(Extracted data entries)
*-*-*
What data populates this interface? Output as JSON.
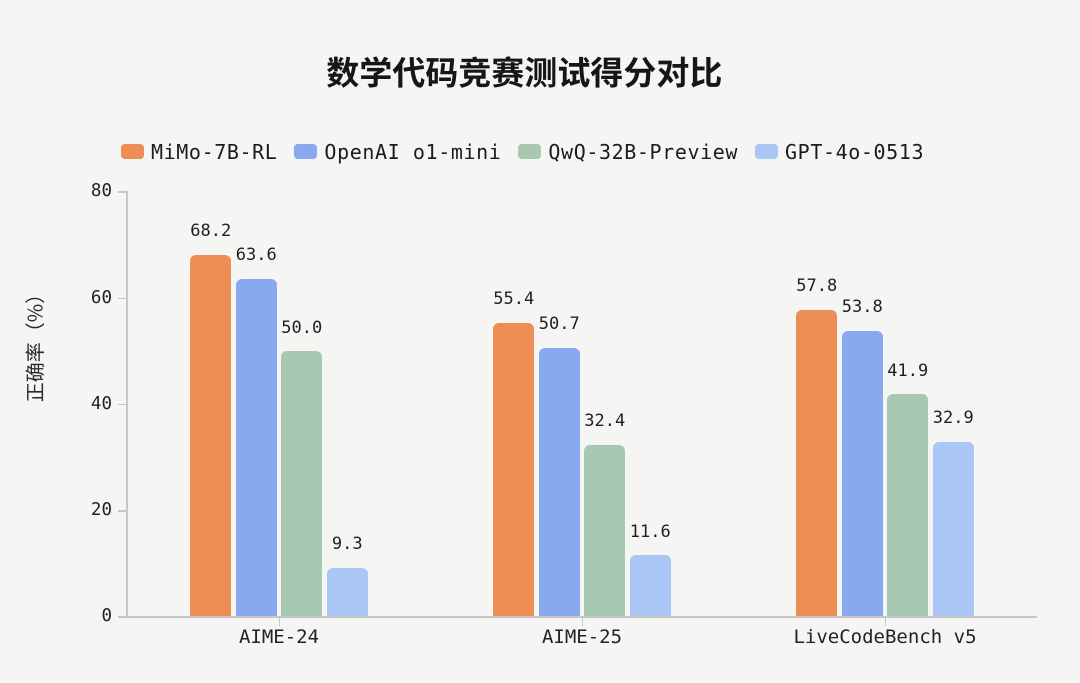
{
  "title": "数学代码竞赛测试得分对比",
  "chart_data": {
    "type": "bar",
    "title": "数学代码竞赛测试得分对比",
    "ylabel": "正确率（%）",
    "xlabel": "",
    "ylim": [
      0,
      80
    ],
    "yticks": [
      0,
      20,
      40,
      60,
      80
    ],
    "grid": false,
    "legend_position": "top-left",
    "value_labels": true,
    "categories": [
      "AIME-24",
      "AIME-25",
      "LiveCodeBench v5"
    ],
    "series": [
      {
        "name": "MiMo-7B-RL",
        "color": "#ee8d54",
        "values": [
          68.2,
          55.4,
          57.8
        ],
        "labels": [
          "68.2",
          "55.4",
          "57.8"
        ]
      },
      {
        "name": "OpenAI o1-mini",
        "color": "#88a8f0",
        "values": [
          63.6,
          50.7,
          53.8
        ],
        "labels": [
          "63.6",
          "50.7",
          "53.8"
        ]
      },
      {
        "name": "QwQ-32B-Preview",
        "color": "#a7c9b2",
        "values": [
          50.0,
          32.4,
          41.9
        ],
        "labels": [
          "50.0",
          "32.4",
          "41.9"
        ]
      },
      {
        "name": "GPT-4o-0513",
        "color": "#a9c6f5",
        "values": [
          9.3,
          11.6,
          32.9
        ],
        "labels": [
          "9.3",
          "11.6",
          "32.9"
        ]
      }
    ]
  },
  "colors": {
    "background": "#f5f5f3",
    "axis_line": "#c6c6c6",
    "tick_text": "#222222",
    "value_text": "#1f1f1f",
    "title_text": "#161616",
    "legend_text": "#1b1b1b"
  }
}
*-*-*
## Exercise
Collect each line of the entries that has the word "数学代码竞赛测试得分对比", copying it in full.

## Exercise response
  "title": "数学代码竞赛测试得分对比",
    "title": "数学代码竞赛测试得分对比",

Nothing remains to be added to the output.